====== Exercise inputs

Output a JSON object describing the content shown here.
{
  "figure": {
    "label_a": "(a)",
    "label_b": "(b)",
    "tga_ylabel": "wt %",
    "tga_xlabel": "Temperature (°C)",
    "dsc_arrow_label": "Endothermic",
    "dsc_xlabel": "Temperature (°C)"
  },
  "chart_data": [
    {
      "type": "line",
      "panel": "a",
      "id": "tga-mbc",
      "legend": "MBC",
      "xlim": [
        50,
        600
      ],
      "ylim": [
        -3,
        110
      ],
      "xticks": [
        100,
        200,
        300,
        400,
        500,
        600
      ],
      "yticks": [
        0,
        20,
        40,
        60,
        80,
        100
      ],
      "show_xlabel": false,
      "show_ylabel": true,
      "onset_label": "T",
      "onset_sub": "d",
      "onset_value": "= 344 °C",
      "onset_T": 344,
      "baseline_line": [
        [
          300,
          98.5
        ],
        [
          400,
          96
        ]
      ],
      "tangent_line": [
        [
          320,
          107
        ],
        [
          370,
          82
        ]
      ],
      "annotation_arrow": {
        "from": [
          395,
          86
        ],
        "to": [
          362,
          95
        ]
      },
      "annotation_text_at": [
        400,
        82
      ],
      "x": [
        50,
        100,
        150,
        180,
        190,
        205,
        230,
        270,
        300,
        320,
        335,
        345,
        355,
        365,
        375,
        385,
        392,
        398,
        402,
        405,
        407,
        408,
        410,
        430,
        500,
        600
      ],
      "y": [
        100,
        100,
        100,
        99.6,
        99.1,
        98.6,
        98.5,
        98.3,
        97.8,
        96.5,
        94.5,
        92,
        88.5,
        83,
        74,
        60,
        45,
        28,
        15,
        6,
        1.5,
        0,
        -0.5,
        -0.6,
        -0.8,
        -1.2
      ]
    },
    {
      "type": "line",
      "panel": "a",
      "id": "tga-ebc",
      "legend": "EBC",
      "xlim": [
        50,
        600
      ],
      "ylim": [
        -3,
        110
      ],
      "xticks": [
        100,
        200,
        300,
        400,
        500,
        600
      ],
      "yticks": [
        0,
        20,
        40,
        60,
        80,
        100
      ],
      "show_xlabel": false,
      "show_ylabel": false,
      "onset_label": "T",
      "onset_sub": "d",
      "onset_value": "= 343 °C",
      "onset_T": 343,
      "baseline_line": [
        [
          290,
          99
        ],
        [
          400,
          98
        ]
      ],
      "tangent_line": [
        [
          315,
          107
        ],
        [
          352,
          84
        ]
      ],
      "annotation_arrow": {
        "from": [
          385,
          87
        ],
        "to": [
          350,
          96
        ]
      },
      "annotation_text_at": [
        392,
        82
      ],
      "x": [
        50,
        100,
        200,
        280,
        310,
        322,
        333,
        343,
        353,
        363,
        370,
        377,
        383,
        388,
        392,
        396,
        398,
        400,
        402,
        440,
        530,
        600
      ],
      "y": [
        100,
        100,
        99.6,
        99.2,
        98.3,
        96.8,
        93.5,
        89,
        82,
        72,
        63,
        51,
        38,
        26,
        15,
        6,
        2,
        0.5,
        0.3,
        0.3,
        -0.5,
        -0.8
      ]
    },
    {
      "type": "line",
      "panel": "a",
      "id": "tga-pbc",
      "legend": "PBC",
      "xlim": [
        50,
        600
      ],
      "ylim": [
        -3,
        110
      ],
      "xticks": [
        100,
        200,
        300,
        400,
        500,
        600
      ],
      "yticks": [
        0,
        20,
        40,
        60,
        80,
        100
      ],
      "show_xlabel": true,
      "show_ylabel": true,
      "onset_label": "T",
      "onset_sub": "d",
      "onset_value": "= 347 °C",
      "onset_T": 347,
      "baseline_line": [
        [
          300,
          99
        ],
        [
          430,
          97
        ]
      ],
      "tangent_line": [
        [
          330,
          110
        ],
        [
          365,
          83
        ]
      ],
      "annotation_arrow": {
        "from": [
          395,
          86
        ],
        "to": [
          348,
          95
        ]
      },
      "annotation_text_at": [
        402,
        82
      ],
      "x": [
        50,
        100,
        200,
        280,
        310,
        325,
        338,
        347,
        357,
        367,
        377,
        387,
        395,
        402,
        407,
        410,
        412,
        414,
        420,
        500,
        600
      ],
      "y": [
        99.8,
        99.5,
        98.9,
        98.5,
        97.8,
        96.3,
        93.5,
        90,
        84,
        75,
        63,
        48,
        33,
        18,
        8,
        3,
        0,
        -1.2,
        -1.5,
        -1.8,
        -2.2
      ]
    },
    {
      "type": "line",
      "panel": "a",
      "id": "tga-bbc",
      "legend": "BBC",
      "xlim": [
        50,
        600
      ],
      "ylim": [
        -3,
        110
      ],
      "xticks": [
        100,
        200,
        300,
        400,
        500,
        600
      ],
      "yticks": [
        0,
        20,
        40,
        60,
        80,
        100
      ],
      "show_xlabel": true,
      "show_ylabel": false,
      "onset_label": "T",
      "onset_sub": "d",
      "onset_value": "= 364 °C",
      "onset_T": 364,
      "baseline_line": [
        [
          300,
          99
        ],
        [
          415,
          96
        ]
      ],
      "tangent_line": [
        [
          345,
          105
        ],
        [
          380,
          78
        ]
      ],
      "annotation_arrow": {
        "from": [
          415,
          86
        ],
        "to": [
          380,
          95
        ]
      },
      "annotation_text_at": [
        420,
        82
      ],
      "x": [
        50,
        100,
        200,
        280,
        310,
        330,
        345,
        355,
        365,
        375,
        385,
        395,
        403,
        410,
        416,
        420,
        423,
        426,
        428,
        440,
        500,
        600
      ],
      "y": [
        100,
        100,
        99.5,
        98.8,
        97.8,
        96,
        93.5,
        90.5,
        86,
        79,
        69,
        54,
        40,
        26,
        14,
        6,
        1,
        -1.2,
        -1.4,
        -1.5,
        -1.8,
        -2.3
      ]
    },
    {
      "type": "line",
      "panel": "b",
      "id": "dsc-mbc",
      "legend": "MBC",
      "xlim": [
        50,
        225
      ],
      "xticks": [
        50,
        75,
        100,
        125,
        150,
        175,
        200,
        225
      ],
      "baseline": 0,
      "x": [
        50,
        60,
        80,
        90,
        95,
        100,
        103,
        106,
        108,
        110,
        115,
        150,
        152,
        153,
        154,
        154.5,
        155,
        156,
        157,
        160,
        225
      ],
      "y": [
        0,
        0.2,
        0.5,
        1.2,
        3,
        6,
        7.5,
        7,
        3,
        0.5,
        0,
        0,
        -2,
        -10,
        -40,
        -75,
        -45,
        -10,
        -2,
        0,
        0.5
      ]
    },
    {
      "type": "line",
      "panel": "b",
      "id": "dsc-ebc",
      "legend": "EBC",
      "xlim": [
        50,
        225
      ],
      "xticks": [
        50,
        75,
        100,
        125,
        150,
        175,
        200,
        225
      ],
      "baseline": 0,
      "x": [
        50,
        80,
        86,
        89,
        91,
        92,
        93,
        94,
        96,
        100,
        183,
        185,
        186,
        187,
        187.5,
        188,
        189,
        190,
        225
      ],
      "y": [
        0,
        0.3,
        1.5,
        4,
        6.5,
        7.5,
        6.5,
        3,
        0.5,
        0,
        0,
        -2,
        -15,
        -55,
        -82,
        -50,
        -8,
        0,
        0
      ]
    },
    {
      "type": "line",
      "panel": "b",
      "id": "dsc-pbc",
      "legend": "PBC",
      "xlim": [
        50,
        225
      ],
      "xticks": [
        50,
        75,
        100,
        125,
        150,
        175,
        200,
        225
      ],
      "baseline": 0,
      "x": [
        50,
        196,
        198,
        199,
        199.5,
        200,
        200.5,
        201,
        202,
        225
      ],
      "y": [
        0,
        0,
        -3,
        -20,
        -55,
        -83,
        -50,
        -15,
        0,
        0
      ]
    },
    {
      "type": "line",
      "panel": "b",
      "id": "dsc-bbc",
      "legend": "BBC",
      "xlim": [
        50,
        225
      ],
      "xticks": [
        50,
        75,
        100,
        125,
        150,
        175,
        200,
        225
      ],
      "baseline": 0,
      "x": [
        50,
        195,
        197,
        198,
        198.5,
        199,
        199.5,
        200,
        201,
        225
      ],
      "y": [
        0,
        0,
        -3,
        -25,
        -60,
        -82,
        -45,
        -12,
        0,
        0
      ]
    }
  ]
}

============

Your task =
Pick out every line above that contains the word "Temperature" and copy it.

Answer to this task =
    "tga_xlabel": "Temperature (°C)",
    "dsc_xlabel": "Temperature (°C)"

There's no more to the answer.